GIVEN PASSAGE –
--------------------------------
# Notice for Macosx.com Email Account Holders



## ScottW (Mar 17, 2009)

If you have a macosx.com email account, please note that it is a requirement that you use your FULL email address as your login ID, vs just your username. This is for both POP/IMAP and outgoing SMTP Auth.

Thanks.

Scott


----------



## andychrist (Mar 17, 2009)

Does that have anything to do with mail.macosx.com being unavailable right now?  I keep getting a password prompt/rejection in Apple Mail.

Entered my full address on RoundCube Webmail, which works for me there, but Apple Mail is still down, despite my having changed my user name to my full email address.


----------



## ScottW (Mar 17, 2009)

Yes, it's available and functioning fine. You just need to change your login (not your password) to your full email address and this applies to your SMTP settings as well.


----------



## Giaguara (Mar 17, 2009)
--------------------------------
MATERIAL –
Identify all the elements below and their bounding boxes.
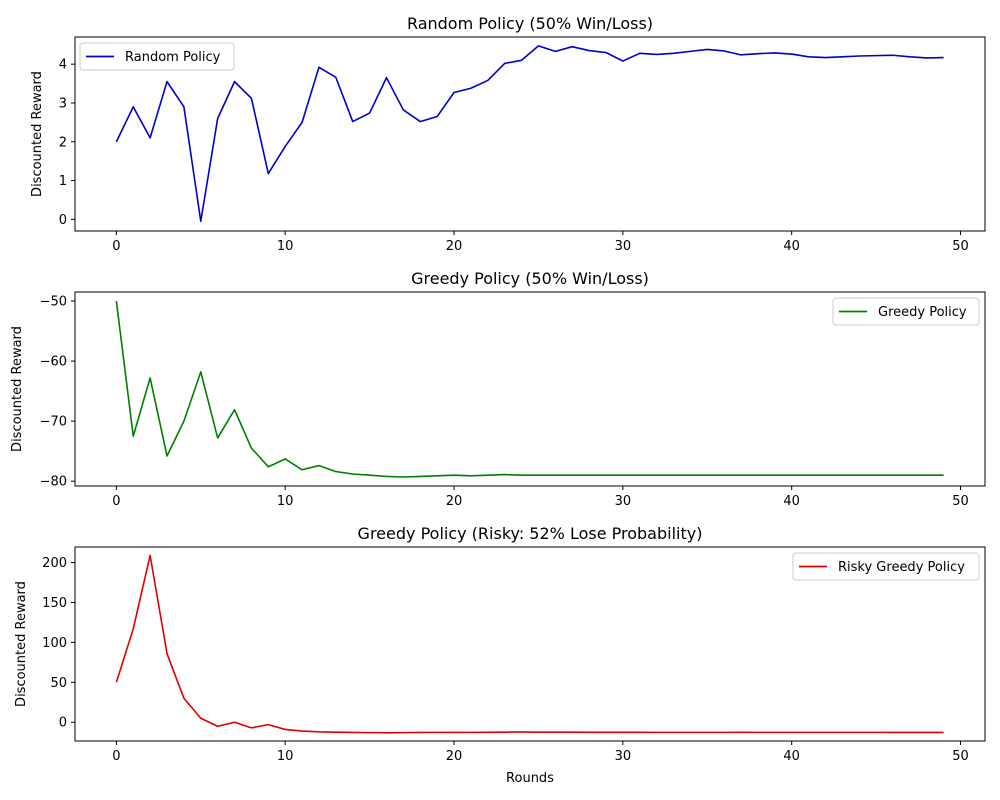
--------------------------------
WHAT YOU WILL DO –
#1 Please list every distinct poster name that appears in the forum thread on macosx.com email logins.
#2 According to the forum thread, why does ScottW tell andychrist to update the SMTP settings as well?
#3 From the forum thread, write out the passage starting with "Yes, it's available" and going on through "Giaguara (Mar 17, 2009)", swapping "login" for "sign-in name".

FULL SOLUTIONS –
#1 ScottW, andychrist, Giaguara

#2 The requirement to use the full email address as the login ID covers outgoing SMTP Auth as well as POP/IMAP.

#3
Yes, it's available and functioning fine. You just need to change your sign-in name (not your password) to your full email address and this applies to your SMTP settings as well.


----------



## Giaguara (Mar 17, 2009)